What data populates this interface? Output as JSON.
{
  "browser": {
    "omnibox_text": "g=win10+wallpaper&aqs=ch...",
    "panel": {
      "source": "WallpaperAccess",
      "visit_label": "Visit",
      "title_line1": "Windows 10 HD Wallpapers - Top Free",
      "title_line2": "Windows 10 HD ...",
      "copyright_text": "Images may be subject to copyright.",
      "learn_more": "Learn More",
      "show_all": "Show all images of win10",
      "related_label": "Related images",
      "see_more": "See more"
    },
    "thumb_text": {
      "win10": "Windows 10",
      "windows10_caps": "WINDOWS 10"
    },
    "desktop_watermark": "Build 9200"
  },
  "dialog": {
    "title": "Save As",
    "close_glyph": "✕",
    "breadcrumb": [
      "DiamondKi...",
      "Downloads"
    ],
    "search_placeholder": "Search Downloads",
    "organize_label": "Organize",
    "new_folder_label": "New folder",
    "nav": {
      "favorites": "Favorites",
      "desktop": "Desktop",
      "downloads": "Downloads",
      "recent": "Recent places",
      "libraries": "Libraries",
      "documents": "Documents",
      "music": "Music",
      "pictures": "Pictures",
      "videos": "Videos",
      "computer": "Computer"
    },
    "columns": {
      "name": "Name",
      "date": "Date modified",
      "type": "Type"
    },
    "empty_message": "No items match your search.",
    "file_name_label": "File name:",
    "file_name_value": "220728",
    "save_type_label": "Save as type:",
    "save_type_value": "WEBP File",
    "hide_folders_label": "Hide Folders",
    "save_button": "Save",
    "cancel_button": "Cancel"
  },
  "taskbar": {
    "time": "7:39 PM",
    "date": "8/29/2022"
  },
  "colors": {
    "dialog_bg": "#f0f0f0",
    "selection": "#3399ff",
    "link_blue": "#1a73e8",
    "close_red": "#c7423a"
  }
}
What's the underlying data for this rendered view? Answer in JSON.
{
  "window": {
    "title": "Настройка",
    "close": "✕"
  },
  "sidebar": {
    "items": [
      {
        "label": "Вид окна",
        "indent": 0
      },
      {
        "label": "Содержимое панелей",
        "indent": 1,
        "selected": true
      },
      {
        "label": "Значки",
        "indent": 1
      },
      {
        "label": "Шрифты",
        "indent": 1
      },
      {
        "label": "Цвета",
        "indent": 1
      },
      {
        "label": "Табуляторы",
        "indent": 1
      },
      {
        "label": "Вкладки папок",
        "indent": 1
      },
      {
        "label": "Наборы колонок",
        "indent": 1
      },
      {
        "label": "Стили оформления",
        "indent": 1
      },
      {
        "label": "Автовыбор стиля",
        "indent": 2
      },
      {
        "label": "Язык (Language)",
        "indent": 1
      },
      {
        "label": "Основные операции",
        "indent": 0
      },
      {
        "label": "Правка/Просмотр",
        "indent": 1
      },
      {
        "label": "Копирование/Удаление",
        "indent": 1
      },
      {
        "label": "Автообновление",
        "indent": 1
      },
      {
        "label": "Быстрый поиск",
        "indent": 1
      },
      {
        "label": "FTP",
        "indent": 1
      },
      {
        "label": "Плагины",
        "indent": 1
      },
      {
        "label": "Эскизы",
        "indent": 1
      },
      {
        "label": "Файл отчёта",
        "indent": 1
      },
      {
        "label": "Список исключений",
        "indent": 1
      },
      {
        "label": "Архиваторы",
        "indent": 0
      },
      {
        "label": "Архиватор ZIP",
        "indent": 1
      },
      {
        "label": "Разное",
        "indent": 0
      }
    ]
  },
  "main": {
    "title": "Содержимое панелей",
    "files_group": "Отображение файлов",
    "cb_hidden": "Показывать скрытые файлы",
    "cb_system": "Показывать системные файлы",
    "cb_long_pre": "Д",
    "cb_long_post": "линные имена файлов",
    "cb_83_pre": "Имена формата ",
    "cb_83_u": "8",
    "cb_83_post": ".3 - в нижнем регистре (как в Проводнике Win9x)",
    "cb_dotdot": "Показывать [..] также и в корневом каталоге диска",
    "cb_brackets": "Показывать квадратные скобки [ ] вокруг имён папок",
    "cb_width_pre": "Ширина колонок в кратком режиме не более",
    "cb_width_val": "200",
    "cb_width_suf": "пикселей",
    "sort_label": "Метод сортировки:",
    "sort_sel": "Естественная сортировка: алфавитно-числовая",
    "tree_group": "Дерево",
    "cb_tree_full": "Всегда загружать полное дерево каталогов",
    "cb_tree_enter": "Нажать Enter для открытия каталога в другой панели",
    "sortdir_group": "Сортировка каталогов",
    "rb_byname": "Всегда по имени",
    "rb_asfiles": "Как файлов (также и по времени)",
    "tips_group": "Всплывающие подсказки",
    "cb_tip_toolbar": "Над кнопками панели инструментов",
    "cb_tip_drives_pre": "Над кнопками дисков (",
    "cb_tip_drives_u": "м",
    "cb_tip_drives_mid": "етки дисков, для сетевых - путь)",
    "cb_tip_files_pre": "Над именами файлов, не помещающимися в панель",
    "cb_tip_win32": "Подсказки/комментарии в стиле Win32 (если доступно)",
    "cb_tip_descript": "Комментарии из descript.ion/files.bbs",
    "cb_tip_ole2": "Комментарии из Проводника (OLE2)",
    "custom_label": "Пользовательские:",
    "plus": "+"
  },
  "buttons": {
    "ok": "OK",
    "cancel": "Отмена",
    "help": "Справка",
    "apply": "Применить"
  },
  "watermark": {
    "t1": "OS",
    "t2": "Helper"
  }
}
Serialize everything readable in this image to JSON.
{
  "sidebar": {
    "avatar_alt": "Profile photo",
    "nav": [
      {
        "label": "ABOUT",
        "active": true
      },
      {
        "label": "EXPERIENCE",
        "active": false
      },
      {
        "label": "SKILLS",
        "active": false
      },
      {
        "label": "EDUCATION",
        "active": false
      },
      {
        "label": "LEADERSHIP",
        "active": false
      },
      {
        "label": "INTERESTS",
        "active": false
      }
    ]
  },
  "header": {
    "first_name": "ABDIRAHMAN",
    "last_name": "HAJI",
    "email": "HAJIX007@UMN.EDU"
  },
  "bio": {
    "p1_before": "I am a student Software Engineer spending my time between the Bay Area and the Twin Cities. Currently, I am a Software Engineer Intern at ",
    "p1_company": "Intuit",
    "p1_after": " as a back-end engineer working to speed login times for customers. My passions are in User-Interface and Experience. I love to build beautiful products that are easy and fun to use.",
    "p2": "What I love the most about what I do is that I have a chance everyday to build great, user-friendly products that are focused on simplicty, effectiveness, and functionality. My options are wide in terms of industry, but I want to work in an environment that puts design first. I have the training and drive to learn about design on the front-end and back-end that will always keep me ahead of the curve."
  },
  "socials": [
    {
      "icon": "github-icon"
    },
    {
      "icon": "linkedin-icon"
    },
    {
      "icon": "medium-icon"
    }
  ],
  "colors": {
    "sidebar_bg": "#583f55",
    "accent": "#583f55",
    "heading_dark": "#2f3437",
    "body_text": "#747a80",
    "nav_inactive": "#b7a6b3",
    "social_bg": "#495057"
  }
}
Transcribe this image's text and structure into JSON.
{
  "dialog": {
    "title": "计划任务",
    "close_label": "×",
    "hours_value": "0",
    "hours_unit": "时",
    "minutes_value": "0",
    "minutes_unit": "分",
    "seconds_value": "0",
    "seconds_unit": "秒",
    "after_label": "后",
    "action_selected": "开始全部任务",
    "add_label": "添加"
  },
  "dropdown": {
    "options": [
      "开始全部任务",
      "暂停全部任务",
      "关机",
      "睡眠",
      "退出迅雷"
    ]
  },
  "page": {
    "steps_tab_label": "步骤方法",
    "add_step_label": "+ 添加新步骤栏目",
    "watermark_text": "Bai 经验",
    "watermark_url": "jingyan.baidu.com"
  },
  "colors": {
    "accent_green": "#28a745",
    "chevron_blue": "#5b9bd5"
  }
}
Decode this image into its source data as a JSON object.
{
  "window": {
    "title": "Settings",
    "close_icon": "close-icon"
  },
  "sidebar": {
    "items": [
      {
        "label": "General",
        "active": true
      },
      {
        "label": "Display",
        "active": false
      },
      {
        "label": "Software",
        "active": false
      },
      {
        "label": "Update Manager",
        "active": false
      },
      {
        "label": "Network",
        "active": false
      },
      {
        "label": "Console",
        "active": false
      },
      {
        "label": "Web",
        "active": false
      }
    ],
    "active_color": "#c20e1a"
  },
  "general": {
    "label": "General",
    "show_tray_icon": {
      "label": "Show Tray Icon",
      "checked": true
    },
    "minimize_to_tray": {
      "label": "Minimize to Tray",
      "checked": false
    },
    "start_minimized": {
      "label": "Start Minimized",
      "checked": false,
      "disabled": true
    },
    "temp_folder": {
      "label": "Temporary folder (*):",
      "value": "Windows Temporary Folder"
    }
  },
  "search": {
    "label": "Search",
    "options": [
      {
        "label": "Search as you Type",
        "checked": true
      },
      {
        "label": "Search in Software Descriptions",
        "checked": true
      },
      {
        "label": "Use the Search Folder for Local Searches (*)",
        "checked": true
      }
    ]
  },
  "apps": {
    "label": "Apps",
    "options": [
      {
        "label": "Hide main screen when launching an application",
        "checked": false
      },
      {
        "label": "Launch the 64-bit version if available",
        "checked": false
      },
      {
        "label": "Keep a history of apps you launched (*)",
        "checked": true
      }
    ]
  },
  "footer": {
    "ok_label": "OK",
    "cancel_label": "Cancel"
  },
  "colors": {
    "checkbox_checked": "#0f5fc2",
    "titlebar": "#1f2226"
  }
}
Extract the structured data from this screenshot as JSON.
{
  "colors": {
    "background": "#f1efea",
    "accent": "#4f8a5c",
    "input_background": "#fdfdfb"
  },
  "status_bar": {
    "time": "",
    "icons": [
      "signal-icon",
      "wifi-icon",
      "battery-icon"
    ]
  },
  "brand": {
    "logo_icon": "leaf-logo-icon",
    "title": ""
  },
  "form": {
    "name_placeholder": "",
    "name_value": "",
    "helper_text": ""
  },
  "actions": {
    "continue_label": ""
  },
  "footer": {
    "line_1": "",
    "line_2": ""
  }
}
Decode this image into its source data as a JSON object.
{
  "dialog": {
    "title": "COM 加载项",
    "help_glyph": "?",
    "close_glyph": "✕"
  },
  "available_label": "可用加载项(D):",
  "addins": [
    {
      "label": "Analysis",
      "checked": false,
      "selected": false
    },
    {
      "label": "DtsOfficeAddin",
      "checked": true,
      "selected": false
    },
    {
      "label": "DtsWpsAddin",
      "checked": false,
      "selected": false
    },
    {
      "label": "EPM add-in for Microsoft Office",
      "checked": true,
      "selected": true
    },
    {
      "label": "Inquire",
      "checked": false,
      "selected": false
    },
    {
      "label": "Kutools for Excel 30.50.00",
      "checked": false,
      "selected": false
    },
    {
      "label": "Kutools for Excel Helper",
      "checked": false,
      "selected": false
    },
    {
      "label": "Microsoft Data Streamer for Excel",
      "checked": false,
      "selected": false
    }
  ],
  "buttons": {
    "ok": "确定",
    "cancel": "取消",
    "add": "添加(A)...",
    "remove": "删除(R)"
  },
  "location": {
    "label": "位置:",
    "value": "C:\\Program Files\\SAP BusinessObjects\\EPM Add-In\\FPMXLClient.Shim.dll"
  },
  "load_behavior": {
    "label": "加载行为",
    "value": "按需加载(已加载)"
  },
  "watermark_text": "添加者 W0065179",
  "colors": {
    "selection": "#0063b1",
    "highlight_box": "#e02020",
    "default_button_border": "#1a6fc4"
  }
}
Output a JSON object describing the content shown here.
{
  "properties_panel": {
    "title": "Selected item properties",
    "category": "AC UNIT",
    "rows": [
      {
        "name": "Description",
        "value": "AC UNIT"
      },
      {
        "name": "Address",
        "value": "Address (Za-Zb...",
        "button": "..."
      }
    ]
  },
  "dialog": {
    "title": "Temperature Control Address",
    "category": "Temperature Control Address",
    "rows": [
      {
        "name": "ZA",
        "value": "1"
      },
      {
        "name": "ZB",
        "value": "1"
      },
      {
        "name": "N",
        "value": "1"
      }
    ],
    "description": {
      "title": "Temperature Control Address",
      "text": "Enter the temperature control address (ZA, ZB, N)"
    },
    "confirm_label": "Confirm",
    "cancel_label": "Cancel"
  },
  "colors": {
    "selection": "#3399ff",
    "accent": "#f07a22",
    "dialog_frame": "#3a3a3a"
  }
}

§ Your goal:
Pick out every line above that contains the word "Содержимое" and copy it.

§ Result:
        "label": "Содержимое панелей",
    "title": "Содержимое панелей",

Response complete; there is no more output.